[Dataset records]
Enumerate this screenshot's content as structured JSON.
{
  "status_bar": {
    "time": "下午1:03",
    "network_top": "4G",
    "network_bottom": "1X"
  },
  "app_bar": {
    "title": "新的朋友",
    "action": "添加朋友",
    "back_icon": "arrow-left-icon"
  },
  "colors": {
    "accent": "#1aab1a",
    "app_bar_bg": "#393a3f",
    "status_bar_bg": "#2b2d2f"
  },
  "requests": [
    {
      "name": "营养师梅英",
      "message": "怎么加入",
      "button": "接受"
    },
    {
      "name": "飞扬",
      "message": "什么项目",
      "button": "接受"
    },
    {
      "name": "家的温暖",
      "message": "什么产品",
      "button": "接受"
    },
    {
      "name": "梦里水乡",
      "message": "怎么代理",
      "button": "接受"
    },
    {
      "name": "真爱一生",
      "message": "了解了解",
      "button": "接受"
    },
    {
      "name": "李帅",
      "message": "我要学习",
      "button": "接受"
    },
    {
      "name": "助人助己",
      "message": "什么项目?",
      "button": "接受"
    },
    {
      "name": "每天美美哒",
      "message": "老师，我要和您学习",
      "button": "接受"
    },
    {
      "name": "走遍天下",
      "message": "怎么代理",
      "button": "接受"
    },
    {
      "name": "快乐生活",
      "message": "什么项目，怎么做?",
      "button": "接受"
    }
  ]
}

** EXERCISE BRIEF **
Select the lines in this material that hold the word "什么项目", leaving none out.

** WRITTEN RESPONSE **
      "message": "什么项目",
      "message": "什么项目?",
      "message": "什么项目，怎么做?",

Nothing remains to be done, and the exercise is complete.